- Task to complete
Carry none of the pictures over; set down the material below exactly.

— START OF Supplied records —

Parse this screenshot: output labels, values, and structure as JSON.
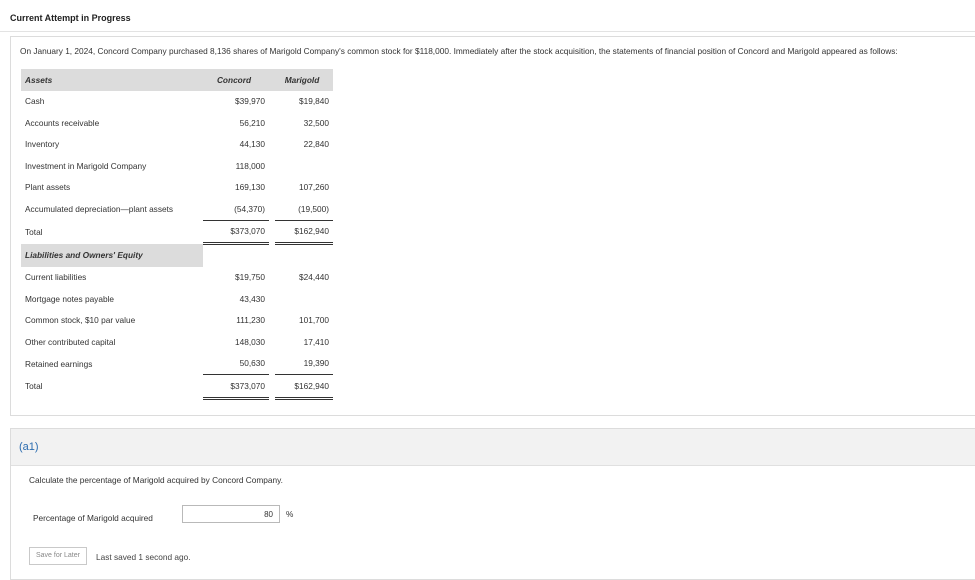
{
  "header": {
    "status": "Current Attempt in Progress"
  },
  "problem": {
    "intro": "On January 1, 2024, Concord Company purchased 8,136 shares of Marigold Company's common stock for $118,000. Immediately after the stock acquisition, the statements of financial position of Concord and Marigold appeared as follows:",
    "columns": {
      "label": "Assets",
      "concord": "Concord",
      "marigold": "Marigold"
    },
    "assets": [
      {
        "label": "Cash",
        "concord": "$39,970",
        "marigold": "$19,840"
      },
      {
        "label": "Accounts receivable",
        "concord": "56,210",
        "marigold": "32,500"
      },
      {
        "label": "Inventory",
        "concord": "44,130",
        "marigold": "22,840"
      },
      {
        "label": "Investment in Marigold Company",
        "concord": "118,000",
        "marigold": ""
      },
      {
        "label": "Plant assets",
        "concord": "169,130",
        "marigold": "107,260"
      },
      {
        "label": "Accumulated depreciation—plant assets",
        "concord": "(54,370)",
        "marigold": "(19,500)"
      }
    ],
    "assets_total": {
      "label": "Total",
      "concord": "$373,070",
      "marigold": "$162,940"
    },
    "liab_header": "Liabilities and Owners' Equity",
    "liabilities": [
      {
        "label": "Current liabilities",
        "concord": "$19,750",
        "marigold": "$24,440"
      },
      {
        "label": "Mortgage notes payable",
        "concord": "43,430",
        "marigold": ""
      },
      {
        "label": "Common stock, $10 par value",
        "concord": "111,230",
        "marigold": "101,700"
      },
      {
        "label": "Other contributed capital",
        "concord": "148,030",
        "marigold": "17,410"
      },
      {
        "label": "Retained earnings",
        "concord": "50,630",
        "marigold": "19,390"
      }
    ],
    "liab_total": {
      "label": "Total",
      "concord": "$373,070",
      "marigold": "$162,940"
    }
  },
  "part": {
    "label": "(a1)",
    "question": "Calculate the percentage of Marigold acquired by Concord Company.",
    "answer_label": "Percentage of Marigold acquired",
    "answer_value": "80",
    "unit": "%",
    "save_button": "Save for Later",
    "last_saved": "Last saved 1 second ago."
  }
}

— END OF Supplied records —

- Exercise result
Parse this screenshot: output labels, values, and structure as JSON.
{
  "header": {
    "status": "Current Attempt in Progress"
  },
  "problem": {
    "intro": "On January 1, 2024, Concord Company purchased 8,136 shares of Marigold Company's common stock for $118,000. Immediately after the stock acquisition, the statements of financial position of Concord and Marigold appeared as follows:",
    "columns": {
      "label": "Assets",
      "concord": "Concord",
      "marigold": "Marigold"
    },
    "assets": [
      {
        "label": "Cash",
        "concord": "$39,970",
        "marigold": "$19,840"
      },
      {
        "label": "Accounts receivable",
        "concord": "56,210",
        "marigold": "32,500"
      },
      {
        "label": "Inventory",
        "concord": "44,130",
        "marigold": "22,840"
      },
      {
        "label": "Investment in Marigold Company",
        "concord": "118,000",
        "marigold": ""
      },
      {
        "label": "Plant assets",
        "concord": "169,130",
        "marigold": "107,260"
      },
      {
        "label": "Accumulated depreciation—plant assets",
        "concord": "(54,370)",
        "marigold": "(19,500)"
      }
    ],
    "assets_total": {
      "label": "Total",
      "concord": "$373,070",
      "marigold": "$162,940"
    },
    "liab_header": "Liabilities and Owners' Equity",
    "liabilities": [
      {
        "label": "Current liabilities",
        "concord": "$19,750",
        "marigold": "$24,440"
      },
      {
        "label": "Mortgage notes payable",
        "concord": "43,430",
        "marigold": ""
      },
      {
        "label": "Common stock, $10 par value",
        "concord": "111,230",
        "marigold": "101,700"
      },
      {
        "label": "Other contributed capital",
        "concord": "148,030",
        "marigold": "17,410"
      },
      {
        "label": "Retained earnings",
        "concord": "50,630",
        "marigold": "19,390"
      }
    ],
    "liab_total": {
      "label": "Total",
      "concord": "$373,070",
      "marigold": "$162,940"
    }
  },
  "part": {
    "label": "(a1)",
    "question": "Calculate the percentage of Marigold acquired by Concord Company.",
    "answer_label": "Percentage of Marigold acquired",
    "answer_value": "80",
    "unit": "%",
    "save_button": "Save for Later",
    "last_saved": "Last saved 1 second ago."
  }
}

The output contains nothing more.